- [Recorded information]
START

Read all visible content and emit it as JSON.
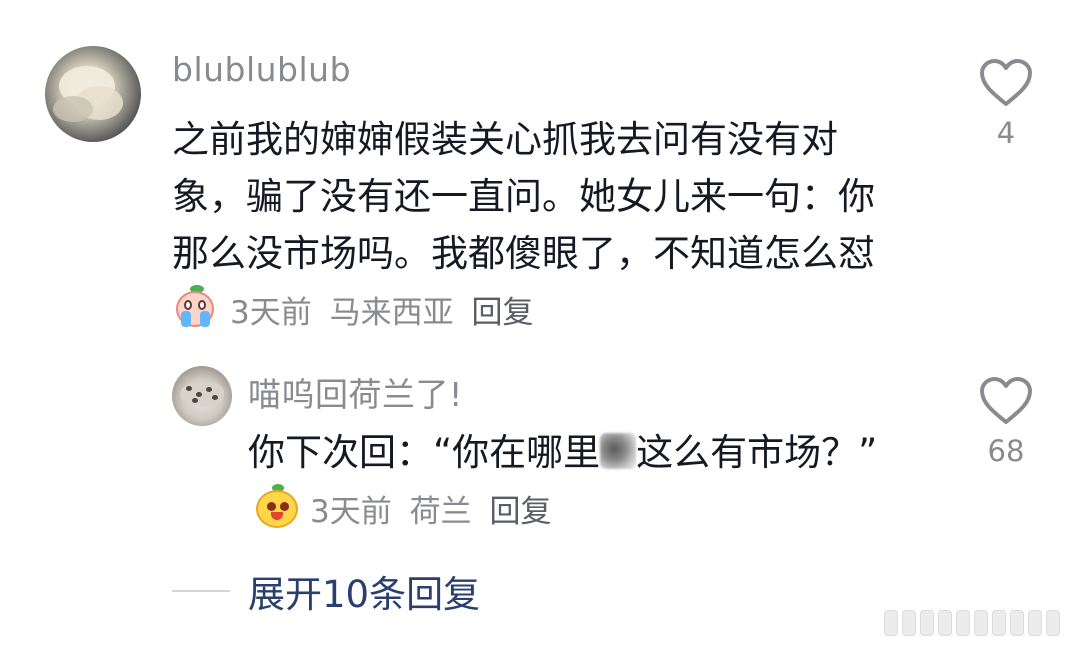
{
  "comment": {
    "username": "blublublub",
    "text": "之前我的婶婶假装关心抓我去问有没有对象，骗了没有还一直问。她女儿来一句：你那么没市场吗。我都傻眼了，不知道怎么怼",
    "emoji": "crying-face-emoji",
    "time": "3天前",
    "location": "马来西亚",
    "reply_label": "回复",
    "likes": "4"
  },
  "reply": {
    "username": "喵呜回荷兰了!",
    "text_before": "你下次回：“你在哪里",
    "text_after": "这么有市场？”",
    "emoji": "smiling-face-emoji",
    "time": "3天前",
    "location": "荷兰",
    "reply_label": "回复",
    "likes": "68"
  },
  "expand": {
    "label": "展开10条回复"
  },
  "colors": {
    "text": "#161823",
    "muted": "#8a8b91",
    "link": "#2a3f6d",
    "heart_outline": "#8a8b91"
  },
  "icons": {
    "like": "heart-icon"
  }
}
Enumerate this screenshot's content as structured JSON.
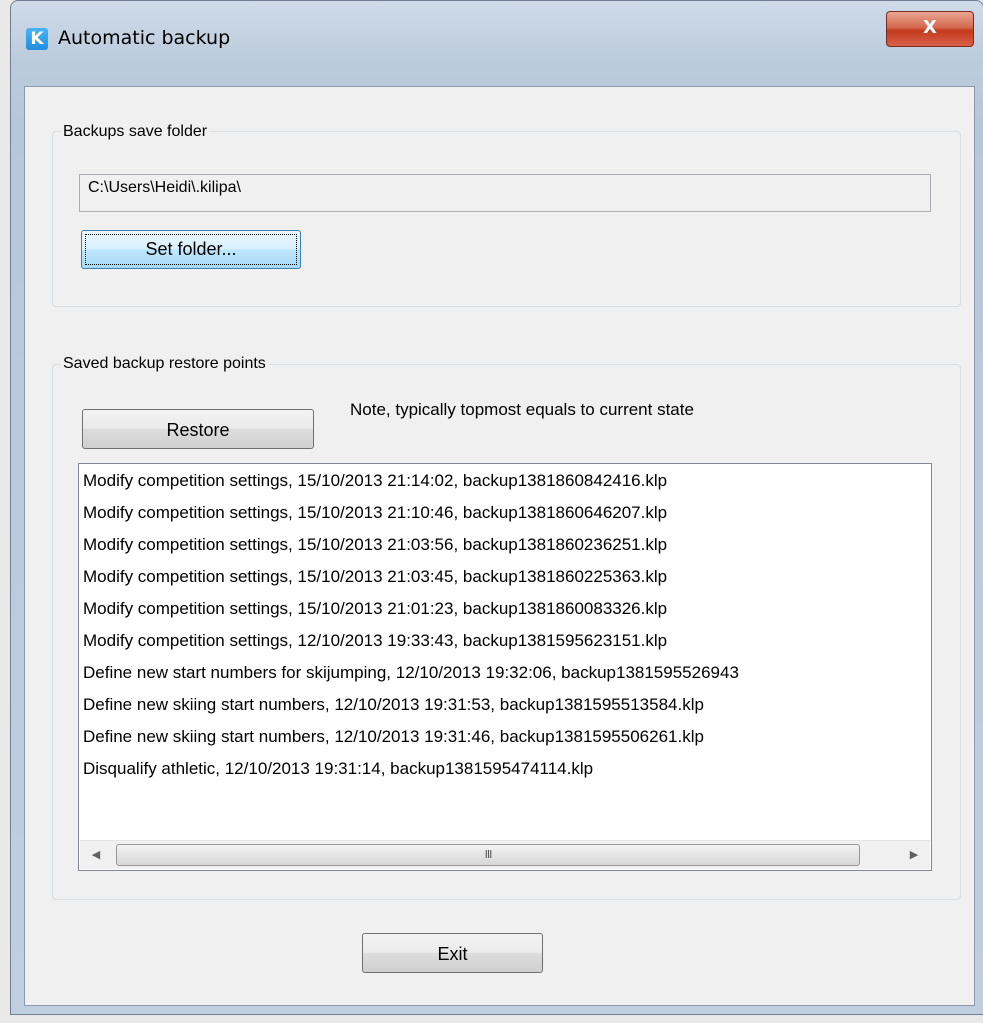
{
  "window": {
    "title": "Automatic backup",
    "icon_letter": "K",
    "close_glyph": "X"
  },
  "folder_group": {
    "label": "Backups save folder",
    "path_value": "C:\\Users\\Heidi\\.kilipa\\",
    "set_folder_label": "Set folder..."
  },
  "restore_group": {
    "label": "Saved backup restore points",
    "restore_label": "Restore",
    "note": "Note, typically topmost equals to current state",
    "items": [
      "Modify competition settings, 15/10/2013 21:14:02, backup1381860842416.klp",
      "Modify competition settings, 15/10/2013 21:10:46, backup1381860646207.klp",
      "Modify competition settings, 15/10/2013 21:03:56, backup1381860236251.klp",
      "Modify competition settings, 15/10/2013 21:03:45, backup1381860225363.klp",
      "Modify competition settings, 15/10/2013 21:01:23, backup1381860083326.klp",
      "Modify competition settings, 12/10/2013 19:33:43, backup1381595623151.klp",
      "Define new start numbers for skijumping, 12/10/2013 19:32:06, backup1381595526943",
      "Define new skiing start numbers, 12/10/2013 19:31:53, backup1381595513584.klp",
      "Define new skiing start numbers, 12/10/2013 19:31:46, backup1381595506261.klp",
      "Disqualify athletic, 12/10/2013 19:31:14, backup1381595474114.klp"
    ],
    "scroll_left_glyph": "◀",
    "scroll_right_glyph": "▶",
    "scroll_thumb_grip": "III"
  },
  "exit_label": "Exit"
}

END

- [Exercise instructions] Can the entries above be repeated exactly, without their pictures?

- [Complete response]
Read all visible content and emit it as JSON.
{
  "comment": {
    "username": "blublublub",
    "text": "之前我的婶婶假装关心抓我去问有没有对象，骗了没有还一直问。她女儿来一句：你那么没市场吗。我都傻眼了，不知道怎么怼",
    "emoji": "crying-face-emoji",
    "time": "3天前",
    "location": "马来西亚",
    "reply_label": "回复",
    "likes": "4"
  },
  "reply": {
    "username": "喵呜回荷兰了!",
    "text_before": "你下次回：“你在哪里",
    "text_after": "这么有市场？”",
    "emoji": "smiling-face-emoji",
    "time": "3天前",
    "location": "荷兰",
    "reply_label": "回复",
    "likes": "68"
  },
  "expand": {
    "label": "展开10条回复"
  },
  "colors": {
    "text": "#161823",
    "muted": "#8a8b91",
    "link": "#2a3f6d",
    "heart_outline": "#8a8b91"
  },
  "icons": {
    "like": "heart-icon"
  }
}
Enumerate this screenshot's content as structured JSON.
{
  "window": {
    "title": "Automatic backup",
    "icon_letter": "K",
    "close_glyph": "X"
  },
  "folder_group": {
    "label": "Backups save folder",
    "path_value": "C:\\Users\\Heidi\\.kilipa\\",
    "set_folder_label": "Set folder..."
  },
  "restore_group": {
    "label": "Saved backup restore points",
    "restore_label": "Restore",
    "note": "Note, typically topmost equals to current state",
    "items": [
      "Modify competition settings, 15/10/2013 21:14:02, backup1381860842416.klp",
      "Modify competition settings, 15/10/2013 21:10:46, backup1381860646207.klp",
      "Modify competition settings, 15/10/2013 21:03:56, backup1381860236251.klp",
      "Modify competition settings, 15/10/2013 21:03:45, backup1381860225363.klp",
      "Modify competition settings, 15/10/2013 21:01:23, backup1381860083326.klp",
      "Modify competition settings, 12/10/2013 19:33:43, backup1381595623151.klp",
      "Define new start numbers for skijumping, 12/10/2013 19:32:06, backup1381595526943",
      "Define new skiing start numbers, 12/10/2013 19:31:53, backup1381595513584.klp",
      "Define new skiing start numbers, 12/10/2013 19:31:46, backup1381595506261.klp",
      "Disqualify athletic, 12/10/2013 19:31:14, backup1381595474114.klp"
    ],
    "scroll_left_glyph": "◀",
    "scroll_right_glyph": "▶",
    "scroll_thumb_grip": "III"
  },
  "exit_label": "Exit"
}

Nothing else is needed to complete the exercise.